# ASSIGNMENT:
Extract the full set of records that follows, word for word.

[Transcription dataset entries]
>>>
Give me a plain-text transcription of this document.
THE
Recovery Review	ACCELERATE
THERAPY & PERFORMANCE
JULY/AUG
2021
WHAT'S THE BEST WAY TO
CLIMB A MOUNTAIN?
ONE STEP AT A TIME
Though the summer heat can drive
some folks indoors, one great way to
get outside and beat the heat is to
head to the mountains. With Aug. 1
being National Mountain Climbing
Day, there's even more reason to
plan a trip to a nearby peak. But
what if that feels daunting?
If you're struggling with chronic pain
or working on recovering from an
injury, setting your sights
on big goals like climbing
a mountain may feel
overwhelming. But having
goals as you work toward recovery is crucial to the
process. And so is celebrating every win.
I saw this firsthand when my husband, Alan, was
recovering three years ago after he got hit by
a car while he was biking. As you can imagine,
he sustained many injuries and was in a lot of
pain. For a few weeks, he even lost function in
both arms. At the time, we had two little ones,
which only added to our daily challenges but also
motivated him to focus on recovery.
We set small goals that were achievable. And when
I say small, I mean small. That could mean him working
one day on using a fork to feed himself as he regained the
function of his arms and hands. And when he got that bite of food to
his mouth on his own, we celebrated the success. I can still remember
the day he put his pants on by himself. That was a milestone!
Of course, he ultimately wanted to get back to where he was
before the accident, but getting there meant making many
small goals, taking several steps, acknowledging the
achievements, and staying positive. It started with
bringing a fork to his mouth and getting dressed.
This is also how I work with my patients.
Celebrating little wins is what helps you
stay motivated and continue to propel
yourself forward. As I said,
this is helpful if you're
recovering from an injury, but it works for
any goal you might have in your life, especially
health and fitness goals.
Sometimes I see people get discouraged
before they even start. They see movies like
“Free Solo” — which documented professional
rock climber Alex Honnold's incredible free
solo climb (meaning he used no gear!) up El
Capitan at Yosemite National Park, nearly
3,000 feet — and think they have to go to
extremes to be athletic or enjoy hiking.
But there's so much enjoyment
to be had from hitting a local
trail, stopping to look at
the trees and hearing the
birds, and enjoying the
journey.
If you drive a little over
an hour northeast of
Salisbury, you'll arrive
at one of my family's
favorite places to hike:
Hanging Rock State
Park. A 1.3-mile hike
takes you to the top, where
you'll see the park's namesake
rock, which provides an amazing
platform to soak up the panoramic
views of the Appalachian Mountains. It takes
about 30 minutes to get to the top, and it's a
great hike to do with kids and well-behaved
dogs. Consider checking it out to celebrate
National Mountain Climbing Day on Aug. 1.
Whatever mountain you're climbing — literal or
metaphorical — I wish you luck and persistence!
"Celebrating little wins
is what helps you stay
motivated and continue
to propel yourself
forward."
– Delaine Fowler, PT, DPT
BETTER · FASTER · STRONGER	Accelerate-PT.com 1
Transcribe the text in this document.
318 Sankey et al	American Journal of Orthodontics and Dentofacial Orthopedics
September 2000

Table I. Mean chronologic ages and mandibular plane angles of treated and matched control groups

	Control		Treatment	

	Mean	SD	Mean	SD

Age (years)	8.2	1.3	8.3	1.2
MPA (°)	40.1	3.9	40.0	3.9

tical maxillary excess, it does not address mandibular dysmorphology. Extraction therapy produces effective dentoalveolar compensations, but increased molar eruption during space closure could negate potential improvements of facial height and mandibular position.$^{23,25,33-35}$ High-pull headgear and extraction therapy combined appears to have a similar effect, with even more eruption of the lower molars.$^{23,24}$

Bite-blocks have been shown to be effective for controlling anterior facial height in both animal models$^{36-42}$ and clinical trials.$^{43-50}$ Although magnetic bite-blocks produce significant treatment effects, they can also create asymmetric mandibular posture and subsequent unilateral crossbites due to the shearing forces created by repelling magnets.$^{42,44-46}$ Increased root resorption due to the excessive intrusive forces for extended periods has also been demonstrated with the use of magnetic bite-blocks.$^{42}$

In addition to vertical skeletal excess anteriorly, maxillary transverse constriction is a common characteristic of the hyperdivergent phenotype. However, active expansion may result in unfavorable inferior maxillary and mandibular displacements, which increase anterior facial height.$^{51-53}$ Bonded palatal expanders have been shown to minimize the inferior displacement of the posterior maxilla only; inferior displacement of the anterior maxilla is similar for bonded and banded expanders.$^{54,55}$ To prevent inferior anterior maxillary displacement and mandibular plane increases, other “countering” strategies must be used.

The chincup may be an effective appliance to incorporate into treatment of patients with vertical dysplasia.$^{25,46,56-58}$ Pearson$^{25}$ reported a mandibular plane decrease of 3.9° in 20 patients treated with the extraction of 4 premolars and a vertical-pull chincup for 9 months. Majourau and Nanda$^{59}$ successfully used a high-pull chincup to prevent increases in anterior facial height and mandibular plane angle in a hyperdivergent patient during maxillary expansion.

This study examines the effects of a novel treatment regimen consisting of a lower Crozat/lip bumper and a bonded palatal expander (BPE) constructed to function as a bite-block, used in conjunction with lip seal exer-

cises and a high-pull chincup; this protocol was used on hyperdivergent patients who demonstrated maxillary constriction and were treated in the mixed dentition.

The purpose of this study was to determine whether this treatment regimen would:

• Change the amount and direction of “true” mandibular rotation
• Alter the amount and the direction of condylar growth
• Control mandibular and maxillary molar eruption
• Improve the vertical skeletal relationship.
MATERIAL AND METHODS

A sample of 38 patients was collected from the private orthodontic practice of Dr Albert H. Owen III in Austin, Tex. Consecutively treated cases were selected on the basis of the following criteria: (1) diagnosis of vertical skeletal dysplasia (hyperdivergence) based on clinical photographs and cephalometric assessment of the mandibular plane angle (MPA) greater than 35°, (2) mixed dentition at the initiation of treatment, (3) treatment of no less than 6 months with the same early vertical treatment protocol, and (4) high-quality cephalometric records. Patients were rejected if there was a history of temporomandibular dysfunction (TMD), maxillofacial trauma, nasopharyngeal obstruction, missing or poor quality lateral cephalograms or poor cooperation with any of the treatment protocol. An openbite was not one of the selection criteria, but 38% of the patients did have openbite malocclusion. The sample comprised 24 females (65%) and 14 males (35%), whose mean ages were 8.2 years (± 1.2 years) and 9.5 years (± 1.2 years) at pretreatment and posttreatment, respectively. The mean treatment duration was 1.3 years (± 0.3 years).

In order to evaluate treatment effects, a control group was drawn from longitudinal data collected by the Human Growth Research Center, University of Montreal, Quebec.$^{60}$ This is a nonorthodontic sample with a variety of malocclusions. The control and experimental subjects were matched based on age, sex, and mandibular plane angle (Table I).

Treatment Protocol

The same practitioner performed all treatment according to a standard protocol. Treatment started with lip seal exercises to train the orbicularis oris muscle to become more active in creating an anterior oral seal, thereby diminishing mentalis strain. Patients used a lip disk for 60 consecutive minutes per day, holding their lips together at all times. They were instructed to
<<<
# OUTPUT OF THE TASK:
Give me a plain-text transcription of this document.
THE
Recovery Review	ACCELERATE
THERAPY & PERFORMANCE
JULY/AUG
2021
WHAT'S THE BEST WAY TO
CLIMB A MOUNTAIN?
ONE STEP AT A TIME
Though the summer heat can drive
some folks indoors, one great way to
get outside and beat the heat is to
head to the mountains. With Aug. 1
being National Mountain Climbing
Day, there's even more reason to
plan a trip to a nearby peak. But
what if that feels daunting?
If you're struggling with chronic pain
or working on recovering from an
injury, setting your sights
on big goals like climbing
a mountain may feel
overwhelming. But having
goals as you work toward recovery is crucial to the
process. And so is celebrating every win.
I saw this firsthand when my husband, Alan, was
recovering three years ago after he got hit by
a car while he was biking. As you can imagine,
he sustained many injuries and was in a lot of
pain. For a few weeks, he even lost function in
both arms. At the time, we had two little ones,
which only added to our daily challenges but also
motivated him to focus on recovery.
We set small goals that were achievable. And when
I say small, I mean small. That could mean him working
one day on using a fork to feed himself as he regained the
function of his arms and hands. And when he got that bite of food to
his mouth on his own, we celebrated the success. I can still remember
the day he put his pants on by himself. That was a milestone!
Of course, he ultimately wanted to get back to where he was
before the accident, but getting there meant making many
small goals, taking several steps, acknowledging the
achievements, and staying positive. It started with
bringing a fork to his mouth and getting dressed.
This is also how I work with my patients.
Celebrating little wins is what helps you
stay motivated and continue to propel
yourself forward. As I said,
this is helpful if you're
recovering from an injury, but it works for
any goal you might have in your life, especially
health and fitness goals.
Sometimes I see people get discouraged
before they even start. They see movies like
“Free Solo” — which documented professional
rock climber Alex Honnold's incredible free
solo climb (meaning he used no gear!) up El
Capitan at Yosemite National Park, nearly
3,000 feet — and think they have to go to
extremes to be athletic or enjoy hiking.
But there's so much enjoyment
to be had from hitting a local
trail, stopping to look at
the trees and hearing the
birds, and enjoying the
journey.
If you drive a little over
an hour northeast of
Salisbury, you'll arrive
at one of my family's
favorite places to hike:
Hanging Rock State
Park. A 1.3-mile hike
takes you to the top, where
you'll see the park's namesake
rock, which provides an amazing
platform to soak up the panoramic
views of the Appalachian Mountains. It takes
about 30 minutes to get to the top, and it's a
great hike to do with kids and well-behaved
dogs. Consider checking it out to celebrate
National Mountain Climbing Day on Aug. 1.
Whatever mountain you're climbing — literal or
metaphorical — I wish you luck and persistence!
"Celebrating little wins
is what helps you stay
motivated and continue
to propel yourself
forward."
– Delaine Fowler, PT, DPT
BETTER · FASTER · STRONGER	Accelerate-PT.com 1
Transcribe the text in this document.
318 Sankey et al	American Journal of Orthodontics and Dentofacial Orthopedics
September 2000

Table I. Mean chronologic ages and mandibular plane angles of treated and matched control groups

	Control		Treatment	

	Mean	SD	Mean	SD

Age (years)	8.2	1.3	8.3	1.2
MPA (°)	40.1	3.9	40.0	3.9

tical maxillary excess, it does not address mandibular dysmorphology. Extraction therapy produces effective dentoalveolar compensations, but increased molar eruption during space closure could negate potential improvements of facial height and mandibular position.$^{23,25,33-35}$ High-pull headgear and extraction therapy combined appears to have a similar effect, with even more eruption of the lower molars.$^{23,24}$

Bite-blocks have been shown to be effective for controlling anterior facial height in both animal models$^{36-42}$ and clinical trials.$^{43-50}$ Although magnetic bite-blocks produce significant treatment effects, they can also create asymmetric mandibular posture and subsequent unilateral crossbites due to the shearing forces created by repelling magnets.$^{42,44-46}$ Increased root resorption due to the excessive intrusive forces for extended periods has also been demonstrated with the use of magnetic bite-blocks.$^{42}$

In addition to vertical skeletal excess anteriorly, maxillary transverse constriction is a common characteristic of the hyperdivergent phenotype. However, active expansion may result in unfavorable inferior maxillary and mandibular displacements, which increase anterior facial height.$^{51-53}$ Bonded palatal expanders have been shown to minimize the inferior displacement of the posterior maxilla only; inferior displacement of the anterior maxilla is similar for bonded and banded expanders.$^{54,55}$ To prevent inferior anterior maxillary displacement and mandibular plane increases, other “countering” strategies must be used.

The chincup may be an effective appliance to incorporate into treatment of patients with vertical dysplasia.$^{25,46,56-58}$ Pearson$^{25}$ reported a mandibular plane decrease of 3.9° in 20 patients treated with the extraction of 4 premolars and a vertical-pull chincup for 9 months. Majourau and Nanda$^{59}$ successfully used a high-pull chincup to prevent increases in anterior facial height and mandibular plane angle in a hyperdivergent patient during maxillary expansion.

This study examines the effects of a novel treatment regimen consisting of a lower Crozat/lip bumper and a bonded palatal expander (BPE) constructed to function as a bite-block, used in conjunction with lip seal exer-

cises and a high-pull chincup; this protocol was used on hyperdivergent patients who demonstrated maxillary constriction and were treated in the mixed dentition.

The purpose of this study was to determine whether this treatment regimen would:

• Change the amount and direction of “true” mandibular rotation
• Alter the amount and the direction of condylar growth
• Control mandibular and maxillary molar eruption
• Improve the vertical skeletal relationship.
MATERIAL AND METHODS

A sample of 38 patients was collected from the private orthodontic practice of Dr Albert H. Owen III in Austin, Tex. Consecutively treated cases were selected on the basis of the following criteria: (1) diagnosis of vertical skeletal dysplasia (hyperdivergence) based on clinical photographs and cephalometric assessment of the mandibular plane angle (MPA) greater than 35°, (2) mixed dentition at the initiation of treatment, (3) treatment of no less than 6 months with the same early vertical treatment protocol, and (4) high-quality cephalometric records. Patients were rejected if there was a history of temporomandibular dysfunction (TMD), maxillofacial trauma, nasopharyngeal obstruction, missing or poor quality lateral cephalograms or poor cooperation with any of the treatment protocol. An openbite was not one of the selection criteria, but 38% of the patients did have openbite malocclusion. The sample comprised 24 females (65%) and 14 males (35%), whose mean ages were 8.2 years (± 1.2 years) and 9.5 years (± 1.2 years) at pretreatment and posttreatment, respectively. The mean treatment duration was 1.3 years (± 0.3 years).

In order to evaluate treatment effects, a control group was drawn from longitudinal data collected by the Human Growth Research Center, University of Montreal, Quebec.$^{60}$ This is a nonorthodontic sample with a variety of malocclusions. The control and experimental subjects were matched based on age, sex, and mandibular plane angle (Table I).

Treatment Protocol

The same practitioner performed all treatment according to a standard protocol. Treatment started with lip seal exercises to train the orbicularis oris muscle to become more active in creating an anterior oral seal, thereby diminishing mentalis strain. Patients used a lip disk for 60 consecutive minutes per day, holding their lips together at all times. They were instructed to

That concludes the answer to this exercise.